**Task directions**:
Collect the lines of the entries where "Обновить" shows up.

** Start of Input **

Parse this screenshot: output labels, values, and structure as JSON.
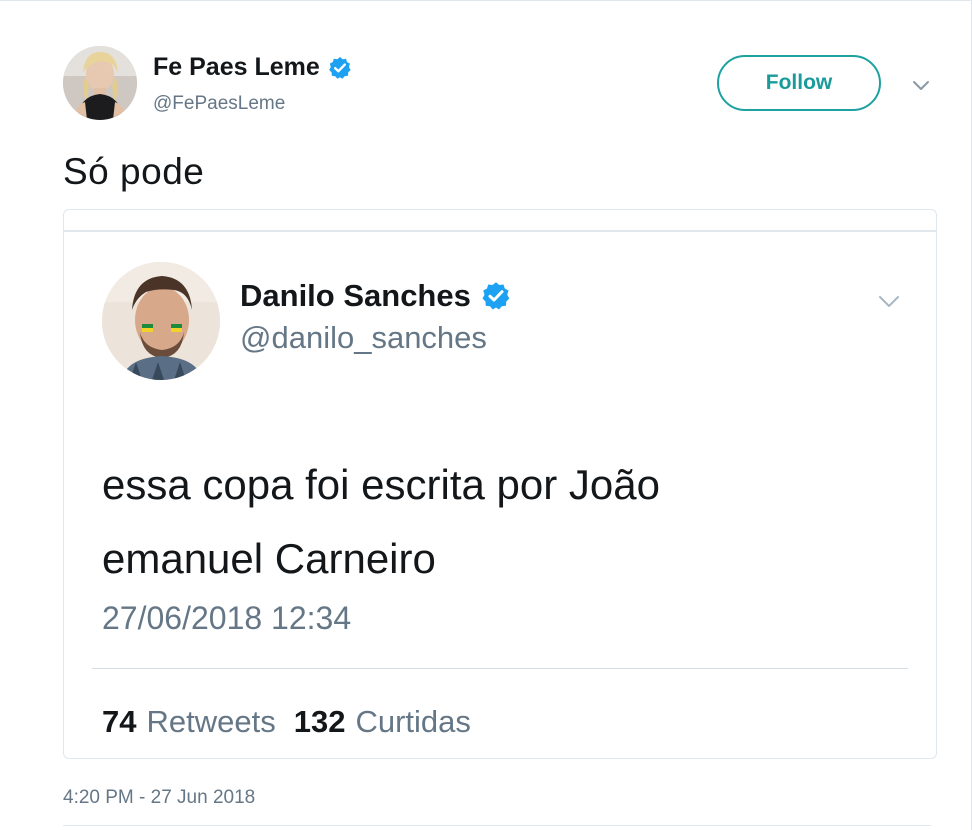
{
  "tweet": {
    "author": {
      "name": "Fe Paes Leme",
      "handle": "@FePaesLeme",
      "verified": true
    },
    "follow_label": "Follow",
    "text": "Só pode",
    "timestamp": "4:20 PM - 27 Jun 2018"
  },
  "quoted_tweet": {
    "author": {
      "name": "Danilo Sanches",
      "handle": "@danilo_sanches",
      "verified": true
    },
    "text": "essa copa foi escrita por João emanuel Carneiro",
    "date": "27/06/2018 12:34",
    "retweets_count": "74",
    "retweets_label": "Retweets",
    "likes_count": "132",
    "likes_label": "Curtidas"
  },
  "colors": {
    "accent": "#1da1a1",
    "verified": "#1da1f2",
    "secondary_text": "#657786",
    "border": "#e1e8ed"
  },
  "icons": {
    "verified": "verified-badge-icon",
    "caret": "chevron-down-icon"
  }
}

** End of Input **
** Start of Input **

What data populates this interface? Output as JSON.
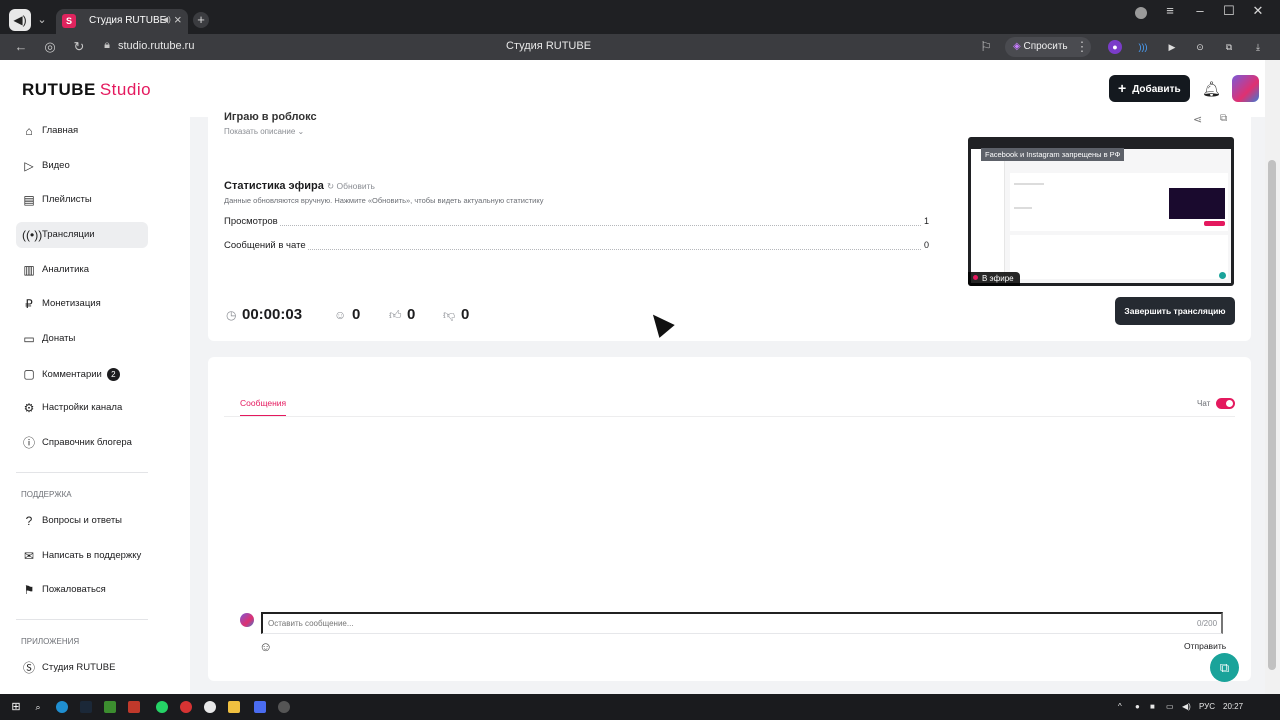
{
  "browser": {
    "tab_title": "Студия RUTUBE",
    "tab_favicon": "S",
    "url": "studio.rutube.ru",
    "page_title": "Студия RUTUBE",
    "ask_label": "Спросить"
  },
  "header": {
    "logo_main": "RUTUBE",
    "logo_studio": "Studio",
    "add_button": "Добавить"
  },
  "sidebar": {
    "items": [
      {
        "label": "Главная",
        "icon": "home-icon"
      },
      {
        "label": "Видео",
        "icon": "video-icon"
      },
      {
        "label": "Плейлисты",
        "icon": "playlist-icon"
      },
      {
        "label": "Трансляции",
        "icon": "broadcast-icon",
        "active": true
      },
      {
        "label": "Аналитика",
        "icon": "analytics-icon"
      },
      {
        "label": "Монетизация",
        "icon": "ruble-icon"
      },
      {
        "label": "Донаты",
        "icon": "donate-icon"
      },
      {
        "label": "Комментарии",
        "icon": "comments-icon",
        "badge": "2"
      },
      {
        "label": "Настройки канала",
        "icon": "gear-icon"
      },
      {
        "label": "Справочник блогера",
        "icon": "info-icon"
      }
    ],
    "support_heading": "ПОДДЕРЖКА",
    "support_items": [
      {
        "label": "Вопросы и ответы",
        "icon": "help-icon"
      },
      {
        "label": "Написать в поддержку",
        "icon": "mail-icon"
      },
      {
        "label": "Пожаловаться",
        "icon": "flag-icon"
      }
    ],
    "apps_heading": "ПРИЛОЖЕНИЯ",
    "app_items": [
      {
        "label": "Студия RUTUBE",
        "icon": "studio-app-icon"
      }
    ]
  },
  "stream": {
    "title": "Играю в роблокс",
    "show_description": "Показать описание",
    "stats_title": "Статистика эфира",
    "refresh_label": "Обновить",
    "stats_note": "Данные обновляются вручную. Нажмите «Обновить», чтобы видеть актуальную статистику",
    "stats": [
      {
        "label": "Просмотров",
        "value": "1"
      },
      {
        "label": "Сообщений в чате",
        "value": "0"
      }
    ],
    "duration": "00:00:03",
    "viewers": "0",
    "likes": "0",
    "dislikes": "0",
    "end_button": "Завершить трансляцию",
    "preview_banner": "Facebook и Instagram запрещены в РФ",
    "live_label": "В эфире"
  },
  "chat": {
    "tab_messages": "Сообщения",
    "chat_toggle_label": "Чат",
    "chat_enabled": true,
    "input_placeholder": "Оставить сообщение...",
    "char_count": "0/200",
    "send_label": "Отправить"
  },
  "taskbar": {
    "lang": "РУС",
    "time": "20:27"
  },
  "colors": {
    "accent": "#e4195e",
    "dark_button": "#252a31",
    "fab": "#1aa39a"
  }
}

** End of Input **

**The result**:
    "refresh_label": "Обновить",
    "stats_note": "Данные обновляются вручную. Нажмите «Обновить», чтобы видеть актуальную статистику",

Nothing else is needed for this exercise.